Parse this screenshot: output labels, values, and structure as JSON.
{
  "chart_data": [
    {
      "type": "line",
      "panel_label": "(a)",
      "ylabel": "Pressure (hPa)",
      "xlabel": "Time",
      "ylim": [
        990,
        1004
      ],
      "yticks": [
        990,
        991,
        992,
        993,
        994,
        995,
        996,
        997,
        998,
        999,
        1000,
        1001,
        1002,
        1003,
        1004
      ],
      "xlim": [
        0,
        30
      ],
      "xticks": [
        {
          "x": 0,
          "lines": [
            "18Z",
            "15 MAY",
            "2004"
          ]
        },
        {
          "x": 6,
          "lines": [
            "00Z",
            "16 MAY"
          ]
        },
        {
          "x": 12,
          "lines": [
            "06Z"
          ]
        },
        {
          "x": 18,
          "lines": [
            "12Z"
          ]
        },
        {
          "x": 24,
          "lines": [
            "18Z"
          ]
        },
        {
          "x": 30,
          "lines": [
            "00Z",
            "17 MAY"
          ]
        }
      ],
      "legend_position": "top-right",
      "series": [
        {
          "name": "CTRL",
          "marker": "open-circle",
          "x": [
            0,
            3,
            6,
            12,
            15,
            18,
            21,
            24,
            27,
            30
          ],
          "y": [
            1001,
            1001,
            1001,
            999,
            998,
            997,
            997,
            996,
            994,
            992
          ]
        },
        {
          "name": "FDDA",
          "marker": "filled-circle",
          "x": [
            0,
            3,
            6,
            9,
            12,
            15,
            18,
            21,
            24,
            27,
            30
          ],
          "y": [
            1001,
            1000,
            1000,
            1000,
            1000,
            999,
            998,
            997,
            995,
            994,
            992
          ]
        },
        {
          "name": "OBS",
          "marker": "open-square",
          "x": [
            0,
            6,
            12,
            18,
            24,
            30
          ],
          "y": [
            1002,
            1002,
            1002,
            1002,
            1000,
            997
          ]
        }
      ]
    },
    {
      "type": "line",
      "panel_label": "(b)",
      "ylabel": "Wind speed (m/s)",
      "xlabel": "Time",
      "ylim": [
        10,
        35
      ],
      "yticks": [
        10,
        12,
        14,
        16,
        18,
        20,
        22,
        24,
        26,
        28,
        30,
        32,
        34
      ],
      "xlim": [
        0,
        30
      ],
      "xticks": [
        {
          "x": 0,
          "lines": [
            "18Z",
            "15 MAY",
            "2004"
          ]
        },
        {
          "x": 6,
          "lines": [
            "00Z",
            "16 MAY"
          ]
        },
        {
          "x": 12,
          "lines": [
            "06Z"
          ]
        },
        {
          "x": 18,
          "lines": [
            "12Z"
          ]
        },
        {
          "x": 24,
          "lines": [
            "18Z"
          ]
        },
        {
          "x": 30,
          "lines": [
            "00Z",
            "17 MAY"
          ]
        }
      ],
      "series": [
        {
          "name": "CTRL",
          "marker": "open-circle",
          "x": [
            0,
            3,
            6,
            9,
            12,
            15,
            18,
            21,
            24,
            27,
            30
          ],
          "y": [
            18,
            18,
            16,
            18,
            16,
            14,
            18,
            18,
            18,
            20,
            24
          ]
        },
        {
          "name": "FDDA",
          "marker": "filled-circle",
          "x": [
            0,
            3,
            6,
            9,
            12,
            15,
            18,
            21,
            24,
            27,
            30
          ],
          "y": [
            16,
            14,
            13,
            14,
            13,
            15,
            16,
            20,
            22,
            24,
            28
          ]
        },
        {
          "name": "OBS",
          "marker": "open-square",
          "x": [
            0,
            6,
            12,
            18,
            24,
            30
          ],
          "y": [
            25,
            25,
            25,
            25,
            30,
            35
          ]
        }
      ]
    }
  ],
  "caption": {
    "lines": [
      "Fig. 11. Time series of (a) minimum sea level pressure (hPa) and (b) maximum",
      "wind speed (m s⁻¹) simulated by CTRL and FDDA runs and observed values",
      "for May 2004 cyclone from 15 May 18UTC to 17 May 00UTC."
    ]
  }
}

——

Set task: Output the entries exactly.

Result of this task:
Parse this screenshot: output labels, values, and structure as JSON.
{
  "chart_data": [
    {
      "type": "line",
      "panel_label": "(a)",
      "ylabel": "Pressure (hPa)",
      "xlabel": "Time",
      "ylim": [
        990,
        1004
      ],
      "yticks": [
        990,
        991,
        992,
        993,
        994,
        995,
        996,
        997,
        998,
        999,
        1000,
        1001,
        1002,
        1003,
        1004
      ],
      "xlim": [
        0,
        30
      ],
      "xticks": [
        {
          "x": 0,
          "lines": [
            "18Z",
            "15 MAY",
            "2004"
          ]
        },
        {
          "x": 6,
          "lines": [
            "00Z",
            "16 MAY"
          ]
        },
        {
          "x": 12,
          "lines": [
            "06Z"
          ]
        },
        {
          "x": 18,
          "lines": [
            "12Z"
          ]
        },
        {
          "x": 24,
          "lines": [
            "18Z"
          ]
        },
        {
          "x": 30,
          "lines": [
            "00Z",
            "17 MAY"
          ]
        }
      ],
      "legend_position": "top-right",
      "series": [
        {
          "name": "CTRL",
          "marker": "open-circle",
          "x": [
            0,
            3,
            6,
            12,
            15,
            18,
            21,
            24,
            27,
            30
          ],
          "y": [
            1001,
            1001,
            1001,
            999,
            998,
            997,
            997,
            996,
            994,
            992
          ]
        },
        {
          "name": "FDDA",
          "marker": "filled-circle",
          "x": [
            0,
            3,
            6,
            9,
            12,
            15,
            18,
            21,
            24,
            27,
            30
          ],
          "y": [
            1001,
            1000,
            1000,
            1000,
            1000,
            999,
            998,
            997,
            995,
            994,
            992
          ]
        },
        {
          "name": "OBS",
          "marker": "open-square",
          "x": [
            0,
            6,
            12,
            18,
            24,
            30
          ],
          "y": [
            1002,
            1002,
            1002,
            1002,
            1000,
            997
          ]
        }
      ]
    },
    {
      "type": "line",
      "panel_label": "(b)",
      "ylabel": "Wind speed (m/s)",
      "xlabel": "Time",
      "ylim": [
        10,
        35
      ],
      "yticks": [
        10,
        12,
        14,
        16,
        18,
        20,
        22,
        24,
        26,
        28,
        30,
        32,
        34
      ],
      "xlim": [
        0,
        30
      ],
      "xticks": [
        {
          "x": 0,
          "lines": [
            "18Z",
            "15 MAY",
            "2004"
          ]
        },
        {
          "x": 6,
          "lines": [
            "00Z",
            "16 MAY"
          ]
        },
        {
          "x": 12,
          "lines": [
            "06Z"
          ]
        },
        {
          "x": 18,
          "lines": [
            "12Z"
          ]
        },
        {
          "x": 24,
          "lines": [
            "18Z"
          ]
        },
        {
          "x": 30,
          "lines": [
            "00Z",
            "17 MAY"
          ]
        }
      ],
      "series": [
        {
          "name": "CTRL",
          "marker": "open-circle",
          "x": [
            0,
            3,
            6,
            9,
            12,
            15,
            18,
            21,
            24,
            27,
            30
          ],
          "y": [
            18,
            18,
            16,
            18,
            16,
            14,
            18,
            18,
            18,
            20,
            24
          ]
        },
        {
          "name": "FDDA",
          "marker": "filled-circle",
          "x": [
            0,
            3,
            6,
            9,
            12,
            15,
            18,
            21,
            24,
            27,
            30
          ],
          "y": [
            16,
            14,
            13,
            14,
            13,
            15,
            16,
            20,
            22,
            24,
            28
          ]
        },
        {
          "name": "OBS",
          "marker": "open-square",
          "x": [
            0,
            6,
            12,
            18,
            24,
            30
          ],
          "y": [
            25,
            25,
            25,
            25,
            30,
            35
          ]
        }
      ]
    }
  ],
  "caption": {
    "lines": [
      "Fig. 11. Time series of (a) minimum sea level pressure (hPa) and (b) maximum",
      "wind speed (m s⁻¹) simulated by CTRL and FDDA runs and observed values",
      "for May 2004 cyclone from 15 May 18UTC to 17 May 00UTC."
    ]
  }
}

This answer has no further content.